Passage:
^^^^^^^^

Gensler’s temporary Pavillon Notre-Dame uses charred timber as its primary building material

What once destroyed Notre-Dame will now serve to make it stronger.


By David Malone, Associate Editor | July 30, 2019

All renderings courtesy Gensler

Gensler has recently unveiled the design for the Pavillon Notre-Dame, which will provide a temporary place of worship in Parvis Square while the Notre-Dame Cathedral is being restored from the fire that nearly destroyed it just over 100 days ago.

The pavilion’s primary building material is charred timber. Not only will the charred timber provide the structure with added strength and durability, but it also symbolizes that what once destroyed Notre-Dame will now serve to make it stronger, according to Duncan Swinhoe, Regional Managing Principal, Gensler.

 

 

The pavilion acts as a sheltered nave and is reminiscent of the structural rhythms and forms of the Gothic cathedral. The roof is built of ETFE cushions and walls made of translucent polycarbonate, meaning the structure will be flooded with natural light.

^^^^^^^^

Records:

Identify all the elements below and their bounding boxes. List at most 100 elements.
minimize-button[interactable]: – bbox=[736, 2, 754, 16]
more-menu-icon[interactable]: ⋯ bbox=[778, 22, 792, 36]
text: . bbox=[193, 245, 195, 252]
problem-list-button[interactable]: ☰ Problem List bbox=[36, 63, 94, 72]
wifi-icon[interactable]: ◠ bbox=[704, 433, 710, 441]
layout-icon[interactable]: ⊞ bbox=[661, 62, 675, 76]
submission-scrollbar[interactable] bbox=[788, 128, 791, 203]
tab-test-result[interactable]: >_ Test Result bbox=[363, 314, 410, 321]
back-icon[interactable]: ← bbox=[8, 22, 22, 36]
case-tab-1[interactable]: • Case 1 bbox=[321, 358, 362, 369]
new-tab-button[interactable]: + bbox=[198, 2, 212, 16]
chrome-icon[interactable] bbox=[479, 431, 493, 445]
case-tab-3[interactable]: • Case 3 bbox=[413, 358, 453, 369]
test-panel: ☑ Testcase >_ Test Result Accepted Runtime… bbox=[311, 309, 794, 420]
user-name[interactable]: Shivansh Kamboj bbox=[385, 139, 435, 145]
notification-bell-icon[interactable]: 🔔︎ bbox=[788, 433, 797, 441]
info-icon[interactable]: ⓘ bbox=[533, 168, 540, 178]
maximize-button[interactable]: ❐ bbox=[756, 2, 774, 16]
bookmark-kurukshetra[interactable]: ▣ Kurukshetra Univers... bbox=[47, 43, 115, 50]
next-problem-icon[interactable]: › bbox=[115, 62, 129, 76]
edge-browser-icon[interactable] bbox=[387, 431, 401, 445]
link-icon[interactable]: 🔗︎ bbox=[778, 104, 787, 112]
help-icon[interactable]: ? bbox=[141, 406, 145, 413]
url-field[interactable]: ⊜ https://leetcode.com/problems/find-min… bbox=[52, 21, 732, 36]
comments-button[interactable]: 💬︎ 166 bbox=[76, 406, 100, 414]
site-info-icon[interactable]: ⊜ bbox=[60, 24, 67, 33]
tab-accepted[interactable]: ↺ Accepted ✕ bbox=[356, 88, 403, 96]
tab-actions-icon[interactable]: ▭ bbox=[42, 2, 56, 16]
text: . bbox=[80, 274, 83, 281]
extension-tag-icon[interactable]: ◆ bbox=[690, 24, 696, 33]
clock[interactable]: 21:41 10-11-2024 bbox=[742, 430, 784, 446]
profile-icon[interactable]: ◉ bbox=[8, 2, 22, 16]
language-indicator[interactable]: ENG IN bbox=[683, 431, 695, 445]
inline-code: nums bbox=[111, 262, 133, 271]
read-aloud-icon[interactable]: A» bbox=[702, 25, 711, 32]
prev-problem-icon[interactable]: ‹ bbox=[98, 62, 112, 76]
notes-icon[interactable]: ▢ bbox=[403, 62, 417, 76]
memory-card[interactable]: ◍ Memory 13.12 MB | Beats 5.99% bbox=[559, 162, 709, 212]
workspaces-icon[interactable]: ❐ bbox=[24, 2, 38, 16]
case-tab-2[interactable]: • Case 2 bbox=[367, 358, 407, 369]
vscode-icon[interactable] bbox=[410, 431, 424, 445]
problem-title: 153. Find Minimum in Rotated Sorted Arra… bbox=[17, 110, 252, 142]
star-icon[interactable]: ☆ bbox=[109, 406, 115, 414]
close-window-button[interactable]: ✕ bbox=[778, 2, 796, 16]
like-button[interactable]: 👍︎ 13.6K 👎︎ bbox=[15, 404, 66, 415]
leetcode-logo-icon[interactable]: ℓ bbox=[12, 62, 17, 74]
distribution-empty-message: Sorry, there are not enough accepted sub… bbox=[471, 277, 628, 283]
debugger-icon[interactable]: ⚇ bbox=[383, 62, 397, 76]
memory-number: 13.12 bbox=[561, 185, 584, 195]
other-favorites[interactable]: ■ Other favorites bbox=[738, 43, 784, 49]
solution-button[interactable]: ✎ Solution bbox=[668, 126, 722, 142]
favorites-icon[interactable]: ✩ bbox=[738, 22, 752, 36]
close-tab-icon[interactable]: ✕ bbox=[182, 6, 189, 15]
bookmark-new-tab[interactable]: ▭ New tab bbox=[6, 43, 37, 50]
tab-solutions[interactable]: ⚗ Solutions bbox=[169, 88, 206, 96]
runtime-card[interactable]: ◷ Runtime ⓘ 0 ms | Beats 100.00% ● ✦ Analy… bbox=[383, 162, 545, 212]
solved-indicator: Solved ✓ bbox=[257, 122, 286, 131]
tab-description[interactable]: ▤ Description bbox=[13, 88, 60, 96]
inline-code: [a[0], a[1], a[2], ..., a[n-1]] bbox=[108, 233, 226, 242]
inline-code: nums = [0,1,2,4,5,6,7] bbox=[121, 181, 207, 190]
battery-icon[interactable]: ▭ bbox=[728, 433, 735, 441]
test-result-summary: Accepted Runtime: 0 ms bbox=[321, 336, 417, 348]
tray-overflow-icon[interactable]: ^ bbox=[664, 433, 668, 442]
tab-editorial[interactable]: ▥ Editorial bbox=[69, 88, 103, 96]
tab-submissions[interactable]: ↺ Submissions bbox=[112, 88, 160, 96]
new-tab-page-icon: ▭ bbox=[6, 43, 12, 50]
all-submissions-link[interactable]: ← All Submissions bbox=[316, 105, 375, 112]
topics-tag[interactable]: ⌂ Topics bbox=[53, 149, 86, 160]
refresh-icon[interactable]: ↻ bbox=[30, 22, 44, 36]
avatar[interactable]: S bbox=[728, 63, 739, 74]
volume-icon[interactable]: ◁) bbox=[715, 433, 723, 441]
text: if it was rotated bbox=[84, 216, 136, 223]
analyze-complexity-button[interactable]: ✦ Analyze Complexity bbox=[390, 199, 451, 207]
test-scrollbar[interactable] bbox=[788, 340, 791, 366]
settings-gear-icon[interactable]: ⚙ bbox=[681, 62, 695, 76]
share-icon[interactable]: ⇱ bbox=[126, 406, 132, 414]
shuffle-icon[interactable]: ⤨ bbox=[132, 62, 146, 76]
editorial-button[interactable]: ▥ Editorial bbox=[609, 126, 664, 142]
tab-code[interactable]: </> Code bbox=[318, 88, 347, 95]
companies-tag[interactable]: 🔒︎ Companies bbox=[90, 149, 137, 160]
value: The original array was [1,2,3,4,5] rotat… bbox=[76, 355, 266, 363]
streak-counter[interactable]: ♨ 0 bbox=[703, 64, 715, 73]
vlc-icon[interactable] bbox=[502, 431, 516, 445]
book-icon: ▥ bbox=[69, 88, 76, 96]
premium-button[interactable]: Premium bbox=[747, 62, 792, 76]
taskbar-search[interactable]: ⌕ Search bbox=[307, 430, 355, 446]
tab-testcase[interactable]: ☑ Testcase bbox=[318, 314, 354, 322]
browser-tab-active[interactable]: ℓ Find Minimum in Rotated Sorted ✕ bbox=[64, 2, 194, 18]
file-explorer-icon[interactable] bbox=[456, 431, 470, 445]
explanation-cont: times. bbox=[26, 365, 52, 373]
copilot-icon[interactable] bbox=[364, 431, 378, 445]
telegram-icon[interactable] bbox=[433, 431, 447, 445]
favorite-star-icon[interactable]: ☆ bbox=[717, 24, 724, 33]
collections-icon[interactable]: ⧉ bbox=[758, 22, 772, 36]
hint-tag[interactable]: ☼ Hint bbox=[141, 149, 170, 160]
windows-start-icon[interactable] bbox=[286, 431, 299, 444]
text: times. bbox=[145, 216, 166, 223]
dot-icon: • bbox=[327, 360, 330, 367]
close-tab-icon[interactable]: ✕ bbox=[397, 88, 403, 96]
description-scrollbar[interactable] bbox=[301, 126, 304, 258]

^^^^^^^^

Problem description: Write the next few sentences of the Pavillon Notre-Dame article, picking up right after its last sentence.

Response to the task:
Movable panels behind the altar allow for a full view of Notre-Dame. Rotating panels at the ground floor can be positioned to open or close the edge of the structure to mirror the configuration of the cathedral for mass services, or they can be moved to open up the space for its other potential uses as a marketplace or for performances.

“It is important that the design is true to, but doesn’t upstage, the cathedral,” Swinhoe said. “We wanted to strike a balance between a structure that invites the community yet can be transformed to become a reflective and spiritual haven when mass is celebrated.”